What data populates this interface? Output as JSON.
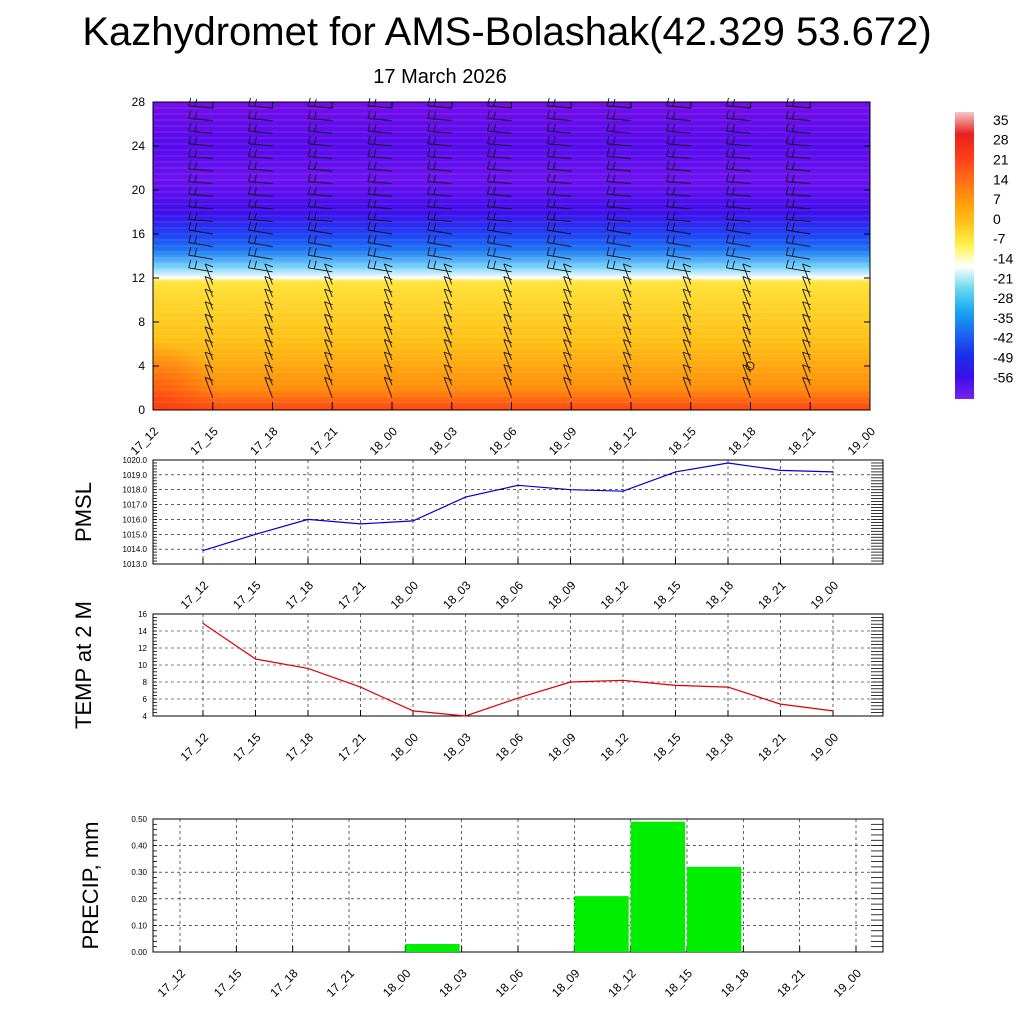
{
  "title": "Kazhydromet for AMS-Bolashak(42.329 53.672)",
  "subtitle": "17 March 2026",
  "chart_data": [
    {
      "type": "heatmap",
      "name": "temperature-height-section",
      "x": [
        "17_12",
        "17_15",
        "17_18",
        "17_21",
        "18_00",
        "18_03",
        "18_06",
        "18_09",
        "18_12",
        "18_15",
        "18_18",
        "18_21",
        "19_00"
      ],
      "ylim": [
        0,
        28
      ],
      "yticks": [
        0,
        4,
        8,
        12,
        16,
        20,
        24,
        28
      ],
      "colorbar_labels": [
        "35",
        "28",
        "21",
        "14",
        "7",
        "0",
        "-7",
        "-14",
        "-21",
        "-28",
        "-35",
        "-42",
        "-49",
        "-56"
      ],
      "colorbar_colors": [
        "#f4c6c6",
        "#e82020",
        "#ff3a1a",
        "#ff6a1a",
        "#ff9a0a",
        "#ffc21a",
        "#fff24a",
        "#ffffff",
        "#6ad8f0",
        "#1aa8f0",
        "#1a6af0",
        "#1a30e8",
        "#3a10e8",
        "#7a20f0"
      ],
      "profile": [
        {
          "h": 0,
          "t": 18
        },
        {
          "h": 2,
          "t": 10
        },
        {
          "h": 6,
          "t": 4
        },
        {
          "h": 10.5,
          "t": -1
        },
        {
          "h": 11.7,
          "t": -3
        },
        {
          "h": 12,
          "t": -12
        },
        {
          "h": 13,
          "t": -18
        },
        {
          "h": 14.5,
          "t": -30
        },
        {
          "h": 16,
          "t": -36
        },
        {
          "h": 18,
          "t": -46
        },
        {
          "h": 21,
          "t": -54
        },
        {
          "h": 24,
          "t": -50
        },
        {
          "h": 28,
          "t": -58
        }
      ]
    },
    {
      "type": "line",
      "name": "pmsl",
      "ylabel": "PMSL",
      "categories": [
        "17_12",
        "17_15",
        "17_18",
        "17_21",
        "18_00",
        "18_03",
        "18_06",
        "18_09",
        "18_12",
        "18_15",
        "18_18",
        "18_21",
        "19_00"
      ],
      "values": [
        1013.9,
        1015.0,
        1016.0,
        1015.7,
        1015.9,
        1017.5,
        1018.3,
        1018.0,
        1017.9,
        1019.2,
        1019.8,
        1019.3,
        1019.2
      ],
      "ylim": [
        1013.0,
        1020.0
      ],
      "yticks": [
        "1013.0",
        "1014.0",
        "1015.0",
        "1016.0",
        "1017.0",
        "1018.0",
        "1019.0",
        "1020.0"
      ],
      "color": "#0000cc"
    },
    {
      "type": "line",
      "name": "temp-2m",
      "ylabel": "TEMP at 2 M",
      "categories": [
        "17_12",
        "17_15",
        "17_18",
        "17_21",
        "18_00",
        "18_03",
        "18_06",
        "18_09",
        "18_12",
        "18_15",
        "18_18",
        "18_21",
        "19_00"
      ],
      "values": [
        14.9,
        10.7,
        9.6,
        7.4,
        4.6,
        4.0,
        6.1,
        8.0,
        8.2,
        7.6,
        7.4,
        5.4,
        4.6
      ],
      "ylim": [
        4,
        16
      ],
      "yticks": [
        "4",
        "6",
        "8",
        "10",
        "12",
        "14",
        "16"
      ],
      "color": "#dd0000"
    },
    {
      "type": "bar",
      "name": "precip",
      "ylabel": "PRECIP, mm",
      "categories": [
        "17_12",
        "17_15",
        "17_18",
        "17_21",
        "18_00",
        "18_03",
        "18_06",
        "18_09",
        "18_12",
        "18_15",
        "18_18",
        "18_21",
        "19_00"
      ],
      "values": [
        0,
        0,
        0,
        0,
        0.03,
        0,
        0,
        0.21,
        0.49,
        0.32,
        0,
        0,
        0
      ],
      "ylim": [
        0,
        0.5
      ],
      "yticks": [
        "0.00",
        "0.10",
        "0.20",
        "0.30",
        "0.40",
        "0.50"
      ],
      "color": "#00ee00"
    }
  ]
}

- [What to do] Scan the records for the string "ylabel". Copy each line in which it appears.

- [Full response]
      "ylabel": "PMSL",
      "ylabel": "TEMP at 2 M",
      "ylabel": "PRECIP, mm",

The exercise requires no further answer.